Gather up the lines with the word "title" in them.

______

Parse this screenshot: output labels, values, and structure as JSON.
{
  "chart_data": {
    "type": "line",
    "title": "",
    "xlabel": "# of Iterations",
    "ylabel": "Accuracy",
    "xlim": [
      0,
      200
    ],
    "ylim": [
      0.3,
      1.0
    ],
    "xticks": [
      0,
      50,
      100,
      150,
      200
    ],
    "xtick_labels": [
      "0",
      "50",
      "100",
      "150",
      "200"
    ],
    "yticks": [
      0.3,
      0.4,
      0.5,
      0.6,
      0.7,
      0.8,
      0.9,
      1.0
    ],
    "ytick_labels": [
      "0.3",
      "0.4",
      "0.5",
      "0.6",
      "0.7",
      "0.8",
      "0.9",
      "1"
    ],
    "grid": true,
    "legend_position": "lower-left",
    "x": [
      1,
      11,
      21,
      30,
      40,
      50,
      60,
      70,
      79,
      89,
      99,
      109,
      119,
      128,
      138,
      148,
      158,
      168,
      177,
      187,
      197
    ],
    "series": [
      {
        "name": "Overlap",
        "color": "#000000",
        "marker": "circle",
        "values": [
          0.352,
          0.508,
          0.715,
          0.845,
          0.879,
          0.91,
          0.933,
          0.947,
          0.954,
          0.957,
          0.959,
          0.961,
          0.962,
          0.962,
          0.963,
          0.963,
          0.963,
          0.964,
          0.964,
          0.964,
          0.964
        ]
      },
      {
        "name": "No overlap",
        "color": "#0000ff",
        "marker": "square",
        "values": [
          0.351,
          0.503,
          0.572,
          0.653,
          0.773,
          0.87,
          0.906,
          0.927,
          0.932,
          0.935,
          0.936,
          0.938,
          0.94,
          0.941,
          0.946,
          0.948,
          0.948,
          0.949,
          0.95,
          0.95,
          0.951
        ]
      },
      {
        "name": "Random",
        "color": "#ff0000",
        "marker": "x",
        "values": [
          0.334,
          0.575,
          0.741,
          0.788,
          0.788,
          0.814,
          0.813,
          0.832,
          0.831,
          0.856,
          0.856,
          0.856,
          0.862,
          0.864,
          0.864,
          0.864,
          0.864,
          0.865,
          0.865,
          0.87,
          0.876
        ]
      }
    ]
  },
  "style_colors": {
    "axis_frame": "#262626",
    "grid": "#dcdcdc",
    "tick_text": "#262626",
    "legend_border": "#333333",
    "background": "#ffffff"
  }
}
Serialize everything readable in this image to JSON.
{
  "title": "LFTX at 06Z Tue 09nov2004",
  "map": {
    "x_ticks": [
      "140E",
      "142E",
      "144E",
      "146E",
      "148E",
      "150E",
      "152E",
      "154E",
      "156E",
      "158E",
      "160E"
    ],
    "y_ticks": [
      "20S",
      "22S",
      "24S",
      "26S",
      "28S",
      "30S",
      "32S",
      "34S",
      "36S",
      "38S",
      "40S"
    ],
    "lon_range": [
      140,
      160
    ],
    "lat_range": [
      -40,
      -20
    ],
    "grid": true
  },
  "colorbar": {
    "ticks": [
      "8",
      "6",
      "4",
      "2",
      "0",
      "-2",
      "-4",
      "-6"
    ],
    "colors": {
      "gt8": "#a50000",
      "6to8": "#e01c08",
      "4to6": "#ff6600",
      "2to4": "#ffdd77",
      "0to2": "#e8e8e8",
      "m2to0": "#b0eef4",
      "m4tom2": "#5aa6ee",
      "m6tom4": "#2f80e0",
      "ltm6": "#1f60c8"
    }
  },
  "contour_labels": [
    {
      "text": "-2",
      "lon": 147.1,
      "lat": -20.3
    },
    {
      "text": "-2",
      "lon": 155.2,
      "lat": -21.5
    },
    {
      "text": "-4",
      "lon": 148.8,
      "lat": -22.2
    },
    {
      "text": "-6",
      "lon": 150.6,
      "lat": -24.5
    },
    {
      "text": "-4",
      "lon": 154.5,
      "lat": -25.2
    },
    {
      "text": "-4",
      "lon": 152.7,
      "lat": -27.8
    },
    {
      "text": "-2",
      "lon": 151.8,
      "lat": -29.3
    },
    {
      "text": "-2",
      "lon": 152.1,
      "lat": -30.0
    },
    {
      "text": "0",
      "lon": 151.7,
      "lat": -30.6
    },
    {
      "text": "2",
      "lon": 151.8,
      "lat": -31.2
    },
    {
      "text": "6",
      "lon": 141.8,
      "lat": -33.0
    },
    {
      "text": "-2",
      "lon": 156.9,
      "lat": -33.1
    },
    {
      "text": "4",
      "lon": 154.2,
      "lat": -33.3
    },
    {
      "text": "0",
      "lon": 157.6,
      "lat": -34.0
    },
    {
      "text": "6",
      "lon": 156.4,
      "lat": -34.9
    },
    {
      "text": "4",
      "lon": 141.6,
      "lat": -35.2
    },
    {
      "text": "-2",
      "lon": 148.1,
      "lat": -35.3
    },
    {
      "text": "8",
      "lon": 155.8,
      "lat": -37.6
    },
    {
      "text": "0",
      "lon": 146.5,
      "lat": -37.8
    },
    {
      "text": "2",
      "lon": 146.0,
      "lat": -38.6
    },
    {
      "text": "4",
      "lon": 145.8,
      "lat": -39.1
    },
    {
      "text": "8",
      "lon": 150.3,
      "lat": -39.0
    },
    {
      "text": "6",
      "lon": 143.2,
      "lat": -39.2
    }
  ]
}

______

▶ _Answer in full_:
    "title": "",
  "title": "LFTX at 06Z Tue 09nov2004",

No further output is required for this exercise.